**What to produce:** Go through the listing and copy each line with the string "years".

◇ ◇ ◇

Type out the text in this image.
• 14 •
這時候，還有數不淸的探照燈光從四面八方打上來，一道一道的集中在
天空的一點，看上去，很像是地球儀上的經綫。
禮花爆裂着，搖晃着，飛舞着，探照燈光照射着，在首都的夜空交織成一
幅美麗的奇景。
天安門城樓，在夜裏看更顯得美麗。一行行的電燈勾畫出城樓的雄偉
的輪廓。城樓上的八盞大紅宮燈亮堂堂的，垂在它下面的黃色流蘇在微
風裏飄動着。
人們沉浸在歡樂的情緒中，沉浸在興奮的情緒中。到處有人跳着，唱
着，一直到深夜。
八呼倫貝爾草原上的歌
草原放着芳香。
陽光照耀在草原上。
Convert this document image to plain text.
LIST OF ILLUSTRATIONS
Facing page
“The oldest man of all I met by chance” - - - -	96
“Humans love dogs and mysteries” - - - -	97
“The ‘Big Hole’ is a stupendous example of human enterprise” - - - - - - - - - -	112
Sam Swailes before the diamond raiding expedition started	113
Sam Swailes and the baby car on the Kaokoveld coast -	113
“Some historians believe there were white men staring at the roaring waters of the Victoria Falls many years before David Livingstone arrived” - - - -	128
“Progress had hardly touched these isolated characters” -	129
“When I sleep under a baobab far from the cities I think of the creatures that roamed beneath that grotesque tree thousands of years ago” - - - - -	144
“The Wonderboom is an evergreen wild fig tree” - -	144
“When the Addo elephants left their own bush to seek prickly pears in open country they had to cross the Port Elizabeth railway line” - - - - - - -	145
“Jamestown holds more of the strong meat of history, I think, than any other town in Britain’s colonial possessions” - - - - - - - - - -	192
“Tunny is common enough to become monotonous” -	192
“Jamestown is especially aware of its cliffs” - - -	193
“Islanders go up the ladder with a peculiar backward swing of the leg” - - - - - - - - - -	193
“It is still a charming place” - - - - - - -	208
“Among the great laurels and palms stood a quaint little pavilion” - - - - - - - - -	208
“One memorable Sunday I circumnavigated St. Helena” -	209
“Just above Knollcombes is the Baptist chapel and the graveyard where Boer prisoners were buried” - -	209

◇ ◇ ◇

**The completed task:**
“Some historians believe there were white men staring at the roaring waters of the Victoria Falls many years before David Livingstone arrived” - - - -	128
“When I sleep under a baobab far from the cities I think of the creatures that roamed beneath that grotesque tree thousands of years ago” - - - - -	144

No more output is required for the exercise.